> [Written request]:
Read the lines below. Copy out any that hold the string "제한하여야".

> [The data]:
◆ ◆ ◆ ◆ ◆

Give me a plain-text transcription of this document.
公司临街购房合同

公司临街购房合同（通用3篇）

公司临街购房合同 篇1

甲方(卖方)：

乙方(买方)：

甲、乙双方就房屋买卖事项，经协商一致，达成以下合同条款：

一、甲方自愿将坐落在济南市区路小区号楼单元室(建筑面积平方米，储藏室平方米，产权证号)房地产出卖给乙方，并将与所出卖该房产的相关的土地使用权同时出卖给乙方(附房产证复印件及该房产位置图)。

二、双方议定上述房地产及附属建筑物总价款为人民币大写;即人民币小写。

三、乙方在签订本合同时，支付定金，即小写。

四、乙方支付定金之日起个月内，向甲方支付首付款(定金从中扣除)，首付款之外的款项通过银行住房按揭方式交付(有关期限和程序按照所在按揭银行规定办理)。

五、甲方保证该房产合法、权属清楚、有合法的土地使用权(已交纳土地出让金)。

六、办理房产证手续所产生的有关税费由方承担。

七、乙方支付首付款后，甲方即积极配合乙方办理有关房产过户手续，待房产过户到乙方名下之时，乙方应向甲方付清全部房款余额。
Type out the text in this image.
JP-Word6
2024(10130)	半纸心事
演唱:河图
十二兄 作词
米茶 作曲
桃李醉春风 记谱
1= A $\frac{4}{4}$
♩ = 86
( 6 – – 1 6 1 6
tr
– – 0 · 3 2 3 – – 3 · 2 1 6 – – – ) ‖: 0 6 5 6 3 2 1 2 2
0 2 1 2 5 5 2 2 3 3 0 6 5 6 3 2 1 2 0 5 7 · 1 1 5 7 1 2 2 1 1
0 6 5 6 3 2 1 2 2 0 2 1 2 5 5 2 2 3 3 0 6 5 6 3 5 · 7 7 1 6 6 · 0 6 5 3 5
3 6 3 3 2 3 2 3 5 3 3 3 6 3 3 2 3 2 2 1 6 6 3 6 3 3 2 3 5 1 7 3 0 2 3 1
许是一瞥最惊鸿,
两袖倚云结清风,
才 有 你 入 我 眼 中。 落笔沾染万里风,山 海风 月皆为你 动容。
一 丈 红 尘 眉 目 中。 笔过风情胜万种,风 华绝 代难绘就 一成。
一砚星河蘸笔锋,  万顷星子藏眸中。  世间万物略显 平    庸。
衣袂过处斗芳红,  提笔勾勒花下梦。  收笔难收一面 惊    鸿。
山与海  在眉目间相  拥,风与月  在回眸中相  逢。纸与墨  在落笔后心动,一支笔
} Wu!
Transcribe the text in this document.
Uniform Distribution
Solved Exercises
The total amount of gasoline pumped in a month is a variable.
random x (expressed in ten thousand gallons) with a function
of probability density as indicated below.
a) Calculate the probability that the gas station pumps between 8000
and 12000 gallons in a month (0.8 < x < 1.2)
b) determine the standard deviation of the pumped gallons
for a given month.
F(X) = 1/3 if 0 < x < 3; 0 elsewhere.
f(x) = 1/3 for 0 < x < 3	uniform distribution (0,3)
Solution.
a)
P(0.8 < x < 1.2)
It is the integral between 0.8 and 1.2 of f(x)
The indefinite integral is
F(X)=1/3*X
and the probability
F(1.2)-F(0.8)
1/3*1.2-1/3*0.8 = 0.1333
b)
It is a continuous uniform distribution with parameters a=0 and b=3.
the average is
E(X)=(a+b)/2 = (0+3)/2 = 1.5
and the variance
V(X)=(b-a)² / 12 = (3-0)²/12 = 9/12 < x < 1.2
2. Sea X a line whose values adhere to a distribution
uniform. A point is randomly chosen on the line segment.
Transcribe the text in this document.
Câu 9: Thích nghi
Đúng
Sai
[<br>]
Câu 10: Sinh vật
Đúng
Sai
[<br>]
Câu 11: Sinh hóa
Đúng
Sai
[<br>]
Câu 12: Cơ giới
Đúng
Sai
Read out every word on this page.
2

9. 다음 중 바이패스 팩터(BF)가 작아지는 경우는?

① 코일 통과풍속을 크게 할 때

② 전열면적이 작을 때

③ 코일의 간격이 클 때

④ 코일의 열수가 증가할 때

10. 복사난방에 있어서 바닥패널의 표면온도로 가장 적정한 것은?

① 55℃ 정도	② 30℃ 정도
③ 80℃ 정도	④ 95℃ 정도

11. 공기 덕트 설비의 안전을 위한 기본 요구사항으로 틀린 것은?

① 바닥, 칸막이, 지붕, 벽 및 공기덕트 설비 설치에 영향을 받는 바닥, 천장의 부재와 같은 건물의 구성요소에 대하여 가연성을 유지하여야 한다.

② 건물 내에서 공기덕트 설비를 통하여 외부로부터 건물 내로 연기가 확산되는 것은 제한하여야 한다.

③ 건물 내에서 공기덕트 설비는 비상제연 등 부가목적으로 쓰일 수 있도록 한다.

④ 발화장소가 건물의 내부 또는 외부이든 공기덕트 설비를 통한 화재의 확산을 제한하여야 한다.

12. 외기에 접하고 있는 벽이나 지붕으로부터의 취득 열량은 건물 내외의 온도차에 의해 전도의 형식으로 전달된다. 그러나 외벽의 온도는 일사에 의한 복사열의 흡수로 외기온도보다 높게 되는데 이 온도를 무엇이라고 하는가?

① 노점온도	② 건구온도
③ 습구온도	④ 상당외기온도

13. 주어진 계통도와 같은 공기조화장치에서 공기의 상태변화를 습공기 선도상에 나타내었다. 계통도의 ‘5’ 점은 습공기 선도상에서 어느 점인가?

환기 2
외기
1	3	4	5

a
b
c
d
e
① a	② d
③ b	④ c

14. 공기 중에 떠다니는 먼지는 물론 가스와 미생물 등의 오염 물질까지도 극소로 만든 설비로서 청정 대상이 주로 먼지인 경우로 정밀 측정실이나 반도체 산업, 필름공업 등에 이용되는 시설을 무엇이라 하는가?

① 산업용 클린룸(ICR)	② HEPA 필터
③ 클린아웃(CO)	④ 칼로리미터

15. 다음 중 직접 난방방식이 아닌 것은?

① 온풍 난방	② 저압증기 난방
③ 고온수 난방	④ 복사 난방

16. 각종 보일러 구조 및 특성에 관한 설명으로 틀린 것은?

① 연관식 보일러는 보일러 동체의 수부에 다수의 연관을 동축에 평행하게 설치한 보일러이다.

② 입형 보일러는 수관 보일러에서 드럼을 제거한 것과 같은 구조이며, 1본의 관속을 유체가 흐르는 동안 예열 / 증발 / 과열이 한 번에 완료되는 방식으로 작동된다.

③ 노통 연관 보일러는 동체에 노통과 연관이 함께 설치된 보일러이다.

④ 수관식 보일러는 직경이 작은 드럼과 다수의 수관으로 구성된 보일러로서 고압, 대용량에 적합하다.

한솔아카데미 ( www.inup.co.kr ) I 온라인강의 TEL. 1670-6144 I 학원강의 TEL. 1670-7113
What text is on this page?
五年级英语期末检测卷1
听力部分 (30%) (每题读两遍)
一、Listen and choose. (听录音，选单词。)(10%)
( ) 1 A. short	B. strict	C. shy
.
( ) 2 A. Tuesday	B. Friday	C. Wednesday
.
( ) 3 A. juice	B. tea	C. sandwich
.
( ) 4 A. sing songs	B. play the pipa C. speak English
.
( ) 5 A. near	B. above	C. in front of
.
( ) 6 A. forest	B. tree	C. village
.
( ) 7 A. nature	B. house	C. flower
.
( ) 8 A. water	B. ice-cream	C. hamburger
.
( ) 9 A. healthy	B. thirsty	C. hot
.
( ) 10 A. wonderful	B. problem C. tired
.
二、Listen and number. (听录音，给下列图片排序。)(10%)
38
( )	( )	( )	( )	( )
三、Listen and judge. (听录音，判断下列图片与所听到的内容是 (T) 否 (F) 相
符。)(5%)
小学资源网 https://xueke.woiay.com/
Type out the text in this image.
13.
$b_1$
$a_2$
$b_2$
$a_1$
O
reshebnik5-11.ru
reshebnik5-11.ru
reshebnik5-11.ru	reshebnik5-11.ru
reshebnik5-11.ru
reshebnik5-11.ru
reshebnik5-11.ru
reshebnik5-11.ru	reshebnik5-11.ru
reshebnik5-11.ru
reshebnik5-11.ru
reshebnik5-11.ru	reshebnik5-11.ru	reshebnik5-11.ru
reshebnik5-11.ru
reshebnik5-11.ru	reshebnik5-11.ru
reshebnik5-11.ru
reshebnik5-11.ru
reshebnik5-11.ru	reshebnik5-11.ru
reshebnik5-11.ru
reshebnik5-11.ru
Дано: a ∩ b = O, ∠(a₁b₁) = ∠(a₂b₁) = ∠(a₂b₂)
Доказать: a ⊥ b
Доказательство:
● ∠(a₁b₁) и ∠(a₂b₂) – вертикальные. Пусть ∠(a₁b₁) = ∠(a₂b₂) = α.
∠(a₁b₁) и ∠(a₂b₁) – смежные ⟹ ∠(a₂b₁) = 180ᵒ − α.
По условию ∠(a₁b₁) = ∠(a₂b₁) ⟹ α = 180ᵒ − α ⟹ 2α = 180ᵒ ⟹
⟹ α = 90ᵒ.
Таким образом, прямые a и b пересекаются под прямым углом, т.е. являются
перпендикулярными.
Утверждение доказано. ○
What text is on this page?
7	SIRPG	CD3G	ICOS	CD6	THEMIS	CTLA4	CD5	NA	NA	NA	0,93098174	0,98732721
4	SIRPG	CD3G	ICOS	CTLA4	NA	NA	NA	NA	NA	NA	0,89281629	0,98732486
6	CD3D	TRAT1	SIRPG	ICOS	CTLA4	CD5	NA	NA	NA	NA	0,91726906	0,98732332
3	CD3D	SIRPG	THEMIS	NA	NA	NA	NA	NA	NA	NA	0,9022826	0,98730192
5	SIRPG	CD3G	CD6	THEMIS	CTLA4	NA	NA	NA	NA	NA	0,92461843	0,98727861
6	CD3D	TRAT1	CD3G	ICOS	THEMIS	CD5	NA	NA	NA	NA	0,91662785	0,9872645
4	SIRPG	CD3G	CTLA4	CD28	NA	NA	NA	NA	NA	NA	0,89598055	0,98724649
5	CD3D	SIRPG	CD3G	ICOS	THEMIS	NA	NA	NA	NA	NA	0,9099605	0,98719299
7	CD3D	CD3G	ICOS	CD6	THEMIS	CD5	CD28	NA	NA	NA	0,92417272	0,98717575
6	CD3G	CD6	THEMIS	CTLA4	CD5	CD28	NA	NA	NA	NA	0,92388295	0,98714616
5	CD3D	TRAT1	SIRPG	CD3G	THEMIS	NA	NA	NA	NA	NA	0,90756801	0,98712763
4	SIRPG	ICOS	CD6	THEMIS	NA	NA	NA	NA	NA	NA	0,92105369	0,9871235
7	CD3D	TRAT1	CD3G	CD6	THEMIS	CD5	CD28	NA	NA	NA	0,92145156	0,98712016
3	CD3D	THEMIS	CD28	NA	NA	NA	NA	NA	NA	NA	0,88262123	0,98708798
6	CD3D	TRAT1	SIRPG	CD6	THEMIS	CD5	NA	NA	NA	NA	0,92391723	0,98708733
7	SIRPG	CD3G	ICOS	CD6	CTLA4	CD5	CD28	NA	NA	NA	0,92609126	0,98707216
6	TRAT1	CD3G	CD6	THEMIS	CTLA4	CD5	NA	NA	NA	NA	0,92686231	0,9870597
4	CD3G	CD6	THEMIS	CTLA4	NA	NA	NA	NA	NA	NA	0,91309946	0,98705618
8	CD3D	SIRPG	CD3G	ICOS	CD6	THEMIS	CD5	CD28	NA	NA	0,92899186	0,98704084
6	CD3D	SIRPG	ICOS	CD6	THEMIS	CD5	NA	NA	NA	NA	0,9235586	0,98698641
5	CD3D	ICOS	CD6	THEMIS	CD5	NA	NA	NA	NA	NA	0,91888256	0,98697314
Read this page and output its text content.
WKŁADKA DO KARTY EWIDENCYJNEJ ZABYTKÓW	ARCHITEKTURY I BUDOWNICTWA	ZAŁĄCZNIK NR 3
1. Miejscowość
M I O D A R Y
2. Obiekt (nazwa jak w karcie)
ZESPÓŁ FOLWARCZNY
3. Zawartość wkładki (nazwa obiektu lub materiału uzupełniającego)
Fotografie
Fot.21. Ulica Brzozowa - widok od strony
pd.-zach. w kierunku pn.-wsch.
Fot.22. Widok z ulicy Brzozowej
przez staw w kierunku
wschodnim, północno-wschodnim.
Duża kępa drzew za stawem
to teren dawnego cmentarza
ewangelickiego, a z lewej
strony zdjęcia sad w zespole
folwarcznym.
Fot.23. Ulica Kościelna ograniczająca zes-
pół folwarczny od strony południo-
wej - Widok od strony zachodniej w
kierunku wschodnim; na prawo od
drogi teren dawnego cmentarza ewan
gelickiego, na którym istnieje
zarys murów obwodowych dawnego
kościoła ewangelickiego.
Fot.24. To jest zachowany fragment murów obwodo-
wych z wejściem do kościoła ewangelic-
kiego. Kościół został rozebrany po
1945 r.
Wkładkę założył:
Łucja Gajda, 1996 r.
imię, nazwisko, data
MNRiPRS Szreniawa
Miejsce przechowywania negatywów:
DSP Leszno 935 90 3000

◆ ◆ ◆ ◆ ◆

> [Response]:
② 건물 내에서 공기덕트 설비를 통하여 외부로부터 건물 내로 연기가 확산되는 것은 제한하여야 한다.
④ 발화장소가 건물의 내부 또는 외부이든 공기덕트 설비를 통한 화재의 확산을 제한하여야 한다.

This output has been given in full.